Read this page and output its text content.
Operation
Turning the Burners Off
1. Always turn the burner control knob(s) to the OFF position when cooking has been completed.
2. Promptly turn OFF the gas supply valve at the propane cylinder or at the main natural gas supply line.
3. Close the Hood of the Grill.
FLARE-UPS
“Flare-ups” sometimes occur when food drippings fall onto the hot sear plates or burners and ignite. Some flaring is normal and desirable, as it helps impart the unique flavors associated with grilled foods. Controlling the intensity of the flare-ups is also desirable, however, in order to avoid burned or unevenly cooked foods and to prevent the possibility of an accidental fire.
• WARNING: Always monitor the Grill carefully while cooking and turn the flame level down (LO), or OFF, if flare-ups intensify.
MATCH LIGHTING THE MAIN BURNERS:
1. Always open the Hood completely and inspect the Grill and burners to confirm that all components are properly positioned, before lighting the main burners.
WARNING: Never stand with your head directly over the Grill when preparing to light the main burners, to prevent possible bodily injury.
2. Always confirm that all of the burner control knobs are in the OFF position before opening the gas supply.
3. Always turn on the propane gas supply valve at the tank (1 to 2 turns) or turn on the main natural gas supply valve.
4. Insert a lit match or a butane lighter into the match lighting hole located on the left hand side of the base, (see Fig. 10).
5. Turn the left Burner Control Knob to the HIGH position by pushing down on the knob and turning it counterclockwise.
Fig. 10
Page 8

- [Given exercise] Repeat the material in full, exactly as it stands.

- [Answer to the exercise]
Read this page and output its text content.
Operation
Turning the Burners Off
1. Always turn the burner control knob(s) to the OFF position when cooking has been completed.
2. Promptly turn OFF the gas supply valve at the propane cylinder or at the main natural gas supply line.
3. Close the Hood of the Grill.
FLARE-UPS
“Flare-ups” sometimes occur when food drippings fall onto the hot sear plates or burners and ignite. Some flaring is normal and desirable, as it helps impart the unique flavors associated with grilled foods. Controlling the intensity of the flare-ups is also desirable, however, in order to avoid burned or unevenly cooked foods and to prevent the possibility of an accidental fire.
• WARNING: Always monitor the Grill carefully while cooking and turn the flame level down (LO), or OFF, if flare-ups intensify.
MATCH LIGHTING THE MAIN BURNERS:
1. Always open the Hood completely and inspect the Grill and burners to confirm that all components are properly positioned, before lighting the main burners.
WARNING: Never stand with your head directly over the Grill when preparing to light the main burners, to prevent possible bodily injury.
2. Always confirm that all of the burner control knobs are in the OFF position before opening the gas supply.
3. Always turn on the propane gas supply valve at the tank (1 to 2 turns) or turn on the main natural gas supply valve.
4. Insert a lit match or a butane lighter into the match lighting hole located on the left hand side of the base, (see Fig. 10).
5. Turn the left Burner Control Knob to the HIGH position by pushing down on the knob and turning it counterclockwise.
Fig. 10
Page 8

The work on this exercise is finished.